* Start *
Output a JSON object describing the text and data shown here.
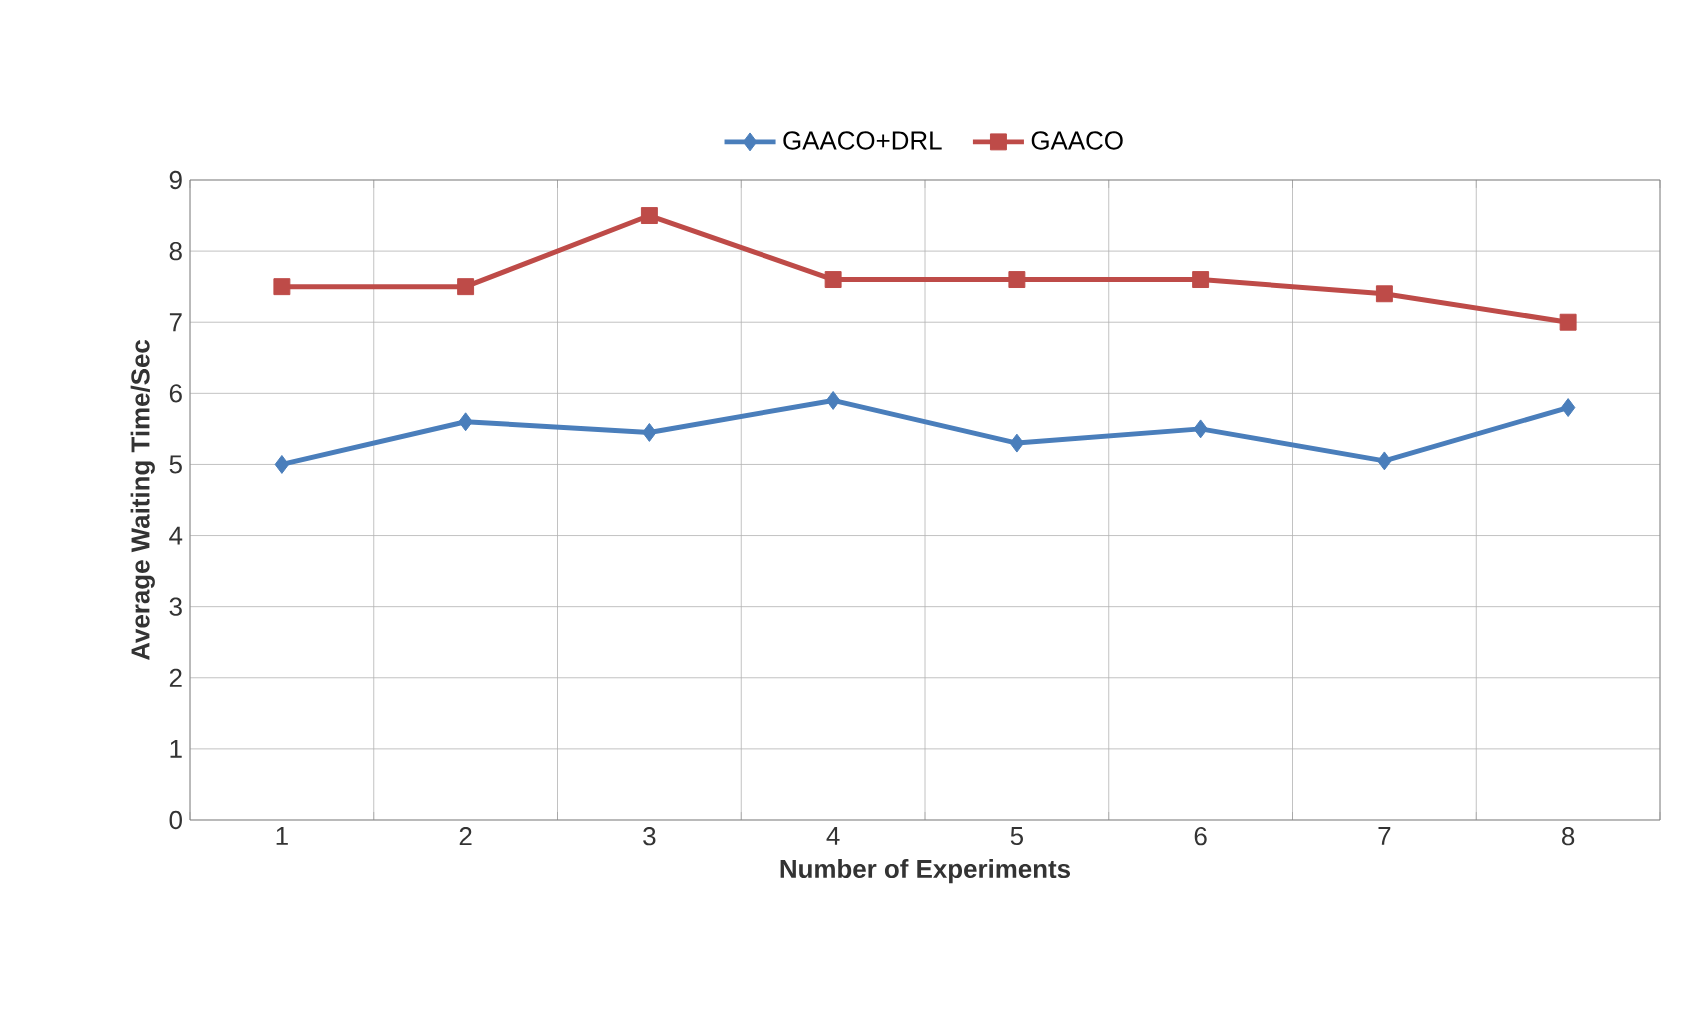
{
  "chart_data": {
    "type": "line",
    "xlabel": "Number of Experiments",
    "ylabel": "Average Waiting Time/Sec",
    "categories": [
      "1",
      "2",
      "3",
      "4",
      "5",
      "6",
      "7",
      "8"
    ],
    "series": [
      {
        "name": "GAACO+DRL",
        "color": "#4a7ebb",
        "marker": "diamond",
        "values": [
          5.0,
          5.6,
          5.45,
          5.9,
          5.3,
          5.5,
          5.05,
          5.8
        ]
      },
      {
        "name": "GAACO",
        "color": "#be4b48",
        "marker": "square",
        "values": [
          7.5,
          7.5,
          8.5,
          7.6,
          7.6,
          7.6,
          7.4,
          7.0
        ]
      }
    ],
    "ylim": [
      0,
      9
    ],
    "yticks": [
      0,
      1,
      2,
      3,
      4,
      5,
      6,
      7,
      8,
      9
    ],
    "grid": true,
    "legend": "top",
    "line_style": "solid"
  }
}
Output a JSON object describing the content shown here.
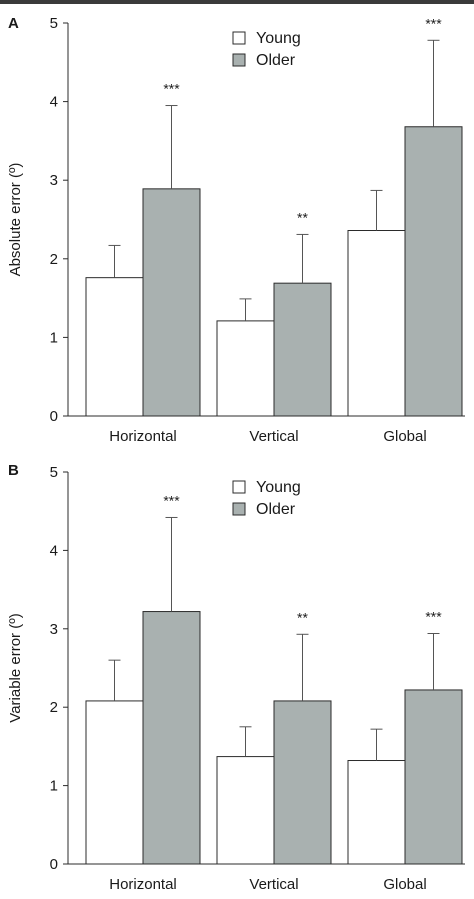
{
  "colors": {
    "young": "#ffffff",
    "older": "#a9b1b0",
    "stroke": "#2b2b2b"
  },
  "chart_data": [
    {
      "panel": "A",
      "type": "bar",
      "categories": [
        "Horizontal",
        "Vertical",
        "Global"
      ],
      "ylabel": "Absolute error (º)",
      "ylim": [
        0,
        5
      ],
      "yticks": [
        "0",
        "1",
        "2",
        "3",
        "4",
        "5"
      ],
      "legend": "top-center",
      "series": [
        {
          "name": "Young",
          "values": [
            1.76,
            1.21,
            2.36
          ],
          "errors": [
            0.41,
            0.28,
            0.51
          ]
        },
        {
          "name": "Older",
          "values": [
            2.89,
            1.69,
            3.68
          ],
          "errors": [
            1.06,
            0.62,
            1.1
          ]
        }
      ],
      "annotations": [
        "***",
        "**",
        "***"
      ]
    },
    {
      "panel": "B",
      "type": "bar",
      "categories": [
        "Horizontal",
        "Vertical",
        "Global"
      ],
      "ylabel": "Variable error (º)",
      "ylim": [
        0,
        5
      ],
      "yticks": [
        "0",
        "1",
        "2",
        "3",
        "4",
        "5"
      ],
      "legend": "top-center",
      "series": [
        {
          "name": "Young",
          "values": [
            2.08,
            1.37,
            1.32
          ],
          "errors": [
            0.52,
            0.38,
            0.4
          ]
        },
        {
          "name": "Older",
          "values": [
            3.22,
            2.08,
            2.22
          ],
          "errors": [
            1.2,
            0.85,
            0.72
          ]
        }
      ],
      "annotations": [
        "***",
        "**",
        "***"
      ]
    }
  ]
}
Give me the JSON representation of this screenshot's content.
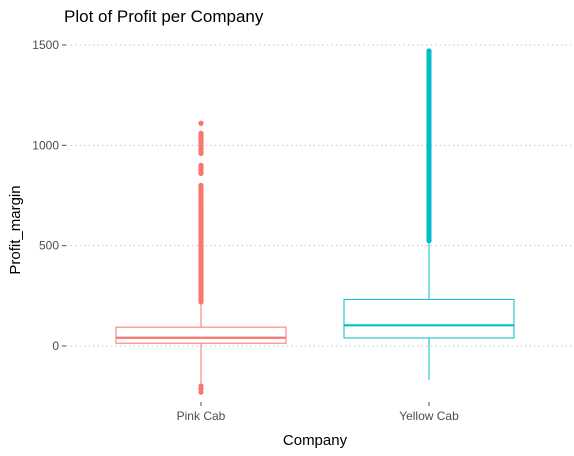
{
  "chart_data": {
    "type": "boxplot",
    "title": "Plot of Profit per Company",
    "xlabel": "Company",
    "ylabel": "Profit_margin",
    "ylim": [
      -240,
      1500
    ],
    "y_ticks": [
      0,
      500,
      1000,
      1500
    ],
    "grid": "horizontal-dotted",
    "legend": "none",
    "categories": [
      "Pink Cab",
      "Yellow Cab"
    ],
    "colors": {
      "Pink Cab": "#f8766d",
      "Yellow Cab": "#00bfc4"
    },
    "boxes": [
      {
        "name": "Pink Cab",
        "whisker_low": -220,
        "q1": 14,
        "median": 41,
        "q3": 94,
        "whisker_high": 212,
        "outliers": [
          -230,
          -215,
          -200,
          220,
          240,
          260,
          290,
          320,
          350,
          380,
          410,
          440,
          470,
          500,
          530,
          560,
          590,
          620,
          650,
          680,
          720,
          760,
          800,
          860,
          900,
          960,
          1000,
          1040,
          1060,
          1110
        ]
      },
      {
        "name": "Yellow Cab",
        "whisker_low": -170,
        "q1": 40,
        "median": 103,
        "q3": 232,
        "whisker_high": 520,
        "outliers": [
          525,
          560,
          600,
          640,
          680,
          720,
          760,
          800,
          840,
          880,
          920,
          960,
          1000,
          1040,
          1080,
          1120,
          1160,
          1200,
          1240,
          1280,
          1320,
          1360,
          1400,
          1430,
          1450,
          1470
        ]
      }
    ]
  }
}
* End *
**Goal of the exercise**
Using the listing above, locate the lines that hold "xlabel" and copy each one.

**Problem solution**
    "xlabel": "Number of Experiments",
    "xlabel": "Company",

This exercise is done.